Word for word, restate every line of the material.

== Data provided ==

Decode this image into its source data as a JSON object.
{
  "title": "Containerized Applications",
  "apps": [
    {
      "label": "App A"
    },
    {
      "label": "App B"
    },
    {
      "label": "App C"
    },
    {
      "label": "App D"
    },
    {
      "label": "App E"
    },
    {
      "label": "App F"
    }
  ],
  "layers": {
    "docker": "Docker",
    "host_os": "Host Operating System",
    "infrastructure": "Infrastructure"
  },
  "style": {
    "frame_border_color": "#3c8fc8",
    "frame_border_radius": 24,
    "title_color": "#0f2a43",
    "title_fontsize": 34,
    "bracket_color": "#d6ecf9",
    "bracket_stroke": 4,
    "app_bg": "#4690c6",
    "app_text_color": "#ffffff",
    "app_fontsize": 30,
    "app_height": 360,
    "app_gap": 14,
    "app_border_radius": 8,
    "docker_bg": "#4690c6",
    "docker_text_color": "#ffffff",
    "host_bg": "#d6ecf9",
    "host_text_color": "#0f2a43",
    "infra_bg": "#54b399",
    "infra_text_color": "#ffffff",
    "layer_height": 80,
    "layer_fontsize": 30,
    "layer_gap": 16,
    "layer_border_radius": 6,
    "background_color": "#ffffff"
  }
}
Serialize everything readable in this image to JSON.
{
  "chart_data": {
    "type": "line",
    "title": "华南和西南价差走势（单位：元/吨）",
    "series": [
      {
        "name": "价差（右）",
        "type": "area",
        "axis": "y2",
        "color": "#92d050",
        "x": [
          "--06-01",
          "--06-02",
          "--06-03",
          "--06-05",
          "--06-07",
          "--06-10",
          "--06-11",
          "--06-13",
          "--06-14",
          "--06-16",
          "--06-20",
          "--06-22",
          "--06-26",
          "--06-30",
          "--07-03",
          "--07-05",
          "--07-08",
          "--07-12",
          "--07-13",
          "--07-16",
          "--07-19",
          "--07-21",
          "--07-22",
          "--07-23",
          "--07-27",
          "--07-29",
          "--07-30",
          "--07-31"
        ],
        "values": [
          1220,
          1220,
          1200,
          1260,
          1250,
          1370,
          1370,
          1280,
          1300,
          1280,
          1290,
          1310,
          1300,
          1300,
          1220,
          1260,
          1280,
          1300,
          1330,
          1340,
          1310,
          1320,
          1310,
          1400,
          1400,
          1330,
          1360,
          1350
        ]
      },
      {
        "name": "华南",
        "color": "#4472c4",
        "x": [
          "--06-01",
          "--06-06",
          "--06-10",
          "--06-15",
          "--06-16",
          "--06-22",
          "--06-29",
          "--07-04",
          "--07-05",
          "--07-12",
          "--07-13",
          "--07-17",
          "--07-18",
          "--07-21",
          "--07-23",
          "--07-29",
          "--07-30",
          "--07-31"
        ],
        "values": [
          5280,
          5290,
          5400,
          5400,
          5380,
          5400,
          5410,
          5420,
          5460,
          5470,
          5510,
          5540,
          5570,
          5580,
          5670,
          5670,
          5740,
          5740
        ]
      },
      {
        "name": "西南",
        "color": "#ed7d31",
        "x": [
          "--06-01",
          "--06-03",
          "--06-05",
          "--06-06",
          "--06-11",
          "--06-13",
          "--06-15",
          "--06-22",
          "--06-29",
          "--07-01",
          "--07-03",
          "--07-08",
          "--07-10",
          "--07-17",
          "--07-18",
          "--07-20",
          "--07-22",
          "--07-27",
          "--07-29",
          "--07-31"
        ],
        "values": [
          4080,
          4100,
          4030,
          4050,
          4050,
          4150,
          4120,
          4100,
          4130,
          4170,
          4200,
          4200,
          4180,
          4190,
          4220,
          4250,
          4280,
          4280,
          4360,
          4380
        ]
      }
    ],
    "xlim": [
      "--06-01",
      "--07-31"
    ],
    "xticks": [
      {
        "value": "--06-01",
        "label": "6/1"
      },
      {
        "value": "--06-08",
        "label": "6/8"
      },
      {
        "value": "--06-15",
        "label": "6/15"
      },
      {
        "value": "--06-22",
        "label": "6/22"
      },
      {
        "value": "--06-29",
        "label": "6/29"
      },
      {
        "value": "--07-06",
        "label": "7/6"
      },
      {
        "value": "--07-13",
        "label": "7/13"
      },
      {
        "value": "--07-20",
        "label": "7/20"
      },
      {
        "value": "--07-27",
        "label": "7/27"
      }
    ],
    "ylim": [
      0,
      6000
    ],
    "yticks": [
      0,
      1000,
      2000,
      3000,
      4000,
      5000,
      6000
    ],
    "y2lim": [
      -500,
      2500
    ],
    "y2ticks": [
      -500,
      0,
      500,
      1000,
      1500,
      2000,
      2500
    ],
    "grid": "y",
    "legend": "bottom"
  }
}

===

▸ **Solution to the problem**:
Decode this image into its source data as a JSON object.
{
  "title": "Containerized Applications",
  "apps": [
    {
      "label": "App A"
    },
    {
      "label": "App B"
    },
    {
      "label": "App C"
    },
    {
      "label": "App D"
    },
    {
      "label": "App E"
    },
    {
      "label": "App F"
    }
  ],
  "layers": {
    "docker": "Docker",
    "host_os": "Host Operating System",
    "infrastructure": "Infrastructure"
  },
  "style": {
    "frame_border_color": "#3c8fc8",
    "frame_border_radius": 24,
    "title_color": "#0f2a43",
    "title_fontsize": 34,
    "bracket_color": "#d6ecf9",
    "bracket_stroke": 4,
    "app_bg": "#4690c6",
    "app_text_color": "#ffffff",
    "app_fontsize": 30,
    "app_height": 360,
    "app_gap": 14,
    "app_border_radius": 8,
    "docker_bg": "#4690c6",
    "docker_text_color": "#ffffff",
    "host_bg": "#d6ecf9",
    "host_text_color": "#0f2a43",
    "infra_bg": "#54b399",
    "infra_text_color": "#ffffff",
    "layer_height": 80,
    "layer_fontsize": 30,
    "layer_gap": 16,
    "layer_border_radius": 6,
    "background_color": "#ffffff"
  }
}
Serialize everything readable in this image to JSON.
{
  "chart_data": {
    "type": "line",
    "title": "华南和西南价差走势（单位：元/吨）",
    "series": [
      {
        "name": "价差（右）",
        "type": "area",
        "axis": "y2",
        "color": "#92d050",
        "x": [
          "--06-01",
          "--06-02",
          "--06-03",
          "--06-05",
          "--06-07",
          "--06-10",
          "--06-11",
          "--06-13",
          "--06-14",
          "--06-16",
          "--06-20",
          "--06-22",
          "--06-26",
          "--06-30",
          "--07-03",
          "--07-05",
          "--07-08",
          "--07-12",
          "--07-13",
          "--07-16",
          "--07-19",
          "--07-21",
          "--07-22",
          "--07-23",
          "--07-27",
          "--07-29",
          "--07-30",
          "--07-31"
        ],
        "values": [
          1220,
          1220,
          1200,
          1260,
          1250,
          1370,
          1370,
          1280,
          1300,
          1280,
          1290,
          1310,
          1300,
          1300,
          1220,
          1260,
          1280,
          1300,
          1330,
          1340,
          1310,
          1320,
          1310,
          1400,
          1400,
          1330,
          1360,
          1350
        ]
      },
      {
        "name": "华南",
        "color": "#4472c4",
        "x": [
          "--06-01",
          "--06-06",
          "--06-10",
          "--06-15",
          "--06-16",
          "--06-22",
          "--06-29",
          "--07-04",
          "--07-05",
          "--07-12",
          "--07-13",
          "--07-17",
          "--07-18",
          "--07-21",
          "--07-23",
          "--07-29",
          "--07-30",
          "--07-31"
        ],
        "values": [
          5280,
          5290,
          5400,
          5400,
          5380,
          5400,
          5410,
          5420,
          5460,
          5470,
          5510,
          5540,
          5570,
          5580,
          5670,
          5670,
          5740,
          5740
        ]
      },
      {
        "name": "西南",
        "color": "#ed7d31",
        "x": [
          "--06-01",
          "--06-03",
          "--06-05",
          "--06-06",
          "--06-11",
          "--06-13",
          "--06-15",
          "--06-22",
          "--06-29",
          "--07-01",
          "--07-03",
          "--07-08",
          "--07-10",
          "--07-17",
          "--07-18",
          "--07-20",
          "--07-22",
          "--07-27",
          "--07-29",
          "--07-31"
        ],
        "values": [
          4080,
          4100,
          4030,
          4050,
          4050,
          4150,
          4120,
          4100,
          4130,
          4170,
          4200,
          4200,
          4180,
          4190,
          4220,
          4250,
          4280,
          4280,
          4360,
          4380
        ]
      }
    ],
    "xlim": [
      "--06-01",
      "--07-31"
    ],
    "xticks": [
      {
        "value": "--06-01",
        "label": "6/1"
      },
      {
        "value": "--06-08",
        "label": "6/8"
      },
      {
        "value": "--06-15",
        "label": "6/15"
      },
      {
        "value": "--06-22",
        "label": "6/22"
      },
      {
        "value": "--06-29",
        "label": "6/29"
      },
      {
        "value": "--07-06",
        "label": "7/6"
      },
      {
        "value": "--07-13",
        "label": "7/13"
      },
      {
        "value": "--07-20",
        "label": "7/20"
      },
      {
        "value": "--07-27",
        "label": "7/27"
      }
    ],
    "ylim": [
      0,
      6000
    ],
    "yticks": [
      0,
      1000,
      2000,
      3000,
      4000,
      5000,
      6000
    ],
    "y2lim": [
      -500,
      2500
    ],
    "y2ticks": [
      -500,
      0,
      500,
      1000,
      1500,
      2000,
      2500
    ],
    "grid": "y",
    "legend": "bottom"
  }
}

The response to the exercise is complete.